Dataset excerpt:

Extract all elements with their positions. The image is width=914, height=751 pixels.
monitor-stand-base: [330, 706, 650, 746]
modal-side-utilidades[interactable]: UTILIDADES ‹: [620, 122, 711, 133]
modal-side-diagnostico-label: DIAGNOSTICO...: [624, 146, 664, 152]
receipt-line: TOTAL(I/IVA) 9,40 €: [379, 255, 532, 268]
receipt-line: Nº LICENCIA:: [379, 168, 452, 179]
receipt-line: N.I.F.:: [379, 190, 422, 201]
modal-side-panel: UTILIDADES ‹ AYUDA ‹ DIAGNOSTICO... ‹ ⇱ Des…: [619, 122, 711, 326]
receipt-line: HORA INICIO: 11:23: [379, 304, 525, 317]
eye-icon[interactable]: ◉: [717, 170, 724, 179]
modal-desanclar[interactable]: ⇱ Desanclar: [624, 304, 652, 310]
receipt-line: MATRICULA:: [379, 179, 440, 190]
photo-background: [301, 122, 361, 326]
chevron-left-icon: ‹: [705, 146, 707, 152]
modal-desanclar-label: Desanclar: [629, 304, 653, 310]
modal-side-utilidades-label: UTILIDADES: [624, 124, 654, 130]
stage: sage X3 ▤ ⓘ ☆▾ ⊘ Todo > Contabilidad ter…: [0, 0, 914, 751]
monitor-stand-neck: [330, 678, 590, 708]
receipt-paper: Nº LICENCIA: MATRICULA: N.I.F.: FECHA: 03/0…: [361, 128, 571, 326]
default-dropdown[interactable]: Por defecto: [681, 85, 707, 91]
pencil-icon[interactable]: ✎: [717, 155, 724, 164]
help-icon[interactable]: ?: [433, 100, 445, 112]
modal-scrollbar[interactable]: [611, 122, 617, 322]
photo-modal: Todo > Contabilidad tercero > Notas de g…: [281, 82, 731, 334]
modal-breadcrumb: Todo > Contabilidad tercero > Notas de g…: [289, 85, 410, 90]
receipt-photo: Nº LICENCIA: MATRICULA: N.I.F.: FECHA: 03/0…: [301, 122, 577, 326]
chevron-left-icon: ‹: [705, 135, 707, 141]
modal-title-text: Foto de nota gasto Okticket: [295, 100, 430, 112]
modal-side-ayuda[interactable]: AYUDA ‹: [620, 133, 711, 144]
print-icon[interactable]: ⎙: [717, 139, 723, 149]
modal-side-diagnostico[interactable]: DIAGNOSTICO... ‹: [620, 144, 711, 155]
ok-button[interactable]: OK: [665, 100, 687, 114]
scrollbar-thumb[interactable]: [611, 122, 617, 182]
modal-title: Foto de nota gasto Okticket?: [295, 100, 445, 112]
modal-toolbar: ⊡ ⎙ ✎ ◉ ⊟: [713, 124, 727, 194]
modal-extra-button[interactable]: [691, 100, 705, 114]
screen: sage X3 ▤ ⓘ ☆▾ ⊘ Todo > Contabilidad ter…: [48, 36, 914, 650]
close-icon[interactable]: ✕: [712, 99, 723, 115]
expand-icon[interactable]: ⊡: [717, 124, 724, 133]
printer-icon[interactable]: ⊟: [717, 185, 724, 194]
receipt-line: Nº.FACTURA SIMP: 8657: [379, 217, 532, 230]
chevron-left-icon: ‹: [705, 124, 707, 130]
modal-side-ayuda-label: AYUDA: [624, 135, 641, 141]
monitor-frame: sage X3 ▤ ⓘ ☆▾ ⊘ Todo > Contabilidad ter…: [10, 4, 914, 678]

Your task: Reproduce every line of the listing above verbatim, in its original order.

Response to this exercise:
Extract all elements with their positions. The image is width=914, height=751 pixels.
monitor-stand-base: [330, 706, 650, 746]
modal-side-utilidades[interactable]: UTILIDADES ‹: [620, 122, 711, 133]
modal-side-diagnostico-label: DIAGNOSTICO...: [624, 146, 664, 152]
receipt-line: TOTAL(I/IVA) 9,40 €: [379, 255, 532, 268]
receipt-line: Nº LICENCIA:: [379, 168, 452, 179]
receipt-line: N.I.F.:: [379, 190, 422, 201]
modal-side-panel: UTILIDADES ‹ AYUDA ‹ DIAGNOSTICO... ‹ ⇱ Des…: [619, 122, 711, 326]
receipt-line: HORA INICIO: 11:23: [379, 304, 525, 317]
eye-icon[interactable]: ◉: [717, 170, 724, 179]
modal-desanclar[interactable]: ⇱ Desanclar: [624, 304, 652, 310]
receipt-line: MATRICULA:: [379, 179, 440, 190]
photo-background: [301, 122, 361, 326]
chevron-left-icon: ‹: [705, 146, 707, 152]
modal-desanclar-label: Desanclar: [629, 304, 653, 310]
modal-side-utilidades-label: UTILIDADES: [624, 124, 654, 130]
stage: sage X3 ▤ ⓘ ☆▾ ⊘ Todo > Contabilidad ter…: [0, 0, 914, 751]
monitor-stand-neck: [330, 678, 590, 708]
receipt-paper: Nº LICENCIA: MATRICULA: N.I.F.: FECHA: 03/0…: [361, 128, 571, 326]
default-dropdown[interactable]: Por defecto: [681, 85, 707, 91]
pencil-icon[interactable]: ✎: [717, 155, 724, 164]
help-icon[interactable]: ?: [433, 100, 445, 112]
modal-scrollbar[interactable]: [611, 122, 617, 322]
photo-modal: Todo > Contabilidad tercero > Notas de g…: [281, 82, 731, 334]
modal-breadcrumb: Todo > Contabilidad tercero > Notas de g…: [289, 85, 410, 90]
receipt-photo: Nº LICENCIA: MATRICULA: N.I.F.: FECHA: 03/0…: [301, 122, 577, 326]
chevron-left-icon: ‹: [705, 135, 707, 141]
modal-title-text: Foto de nota gasto Okticket: [295, 100, 430, 112]
modal-side-ayuda[interactable]: AYUDA ‹: [620, 133, 711, 144]
print-icon[interactable]: ⎙: [717, 139, 723, 149]
modal-side-diagnostico[interactable]: DIAGNOSTICO... ‹: [620, 144, 711, 155]
ok-button[interactable]: OK: [665, 100, 687, 114]
scrollbar-thumb[interactable]: [611, 122, 617, 182]
modal-title: Foto de nota gasto Okticket?: [295, 100, 445, 112]
modal-toolbar: ⊡ ⎙ ✎ ◉ ⊟: [713, 124, 727, 194]
modal-extra-button[interactable]: [691, 100, 705, 114]
screen: sage X3 ▤ ⓘ ☆▾ ⊘ Todo > Contabilidad ter…: [48, 36, 914, 650]
close-icon[interactable]: ✕: [712, 99, 723, 115]
expand-icon[interactable]: ⊡: [717, 124, 724, 133]
printer-icon[interactable]: ⊟: [717, 185, 724, 194]
receipt-line: Nº.FACTURA SIMP: 8657: [379, 217, 532, 230]
chevron-left-icon: ‹: [705, 124, 707, 130]
modal-side-ayuda-label: AYUDA: [624, 135, 641, 141]
monitor-frame: sage X3 ▤ ⓘ ☆▾ ⊘ Todo > Contabilidad ter…: [10, 4, 914, 678]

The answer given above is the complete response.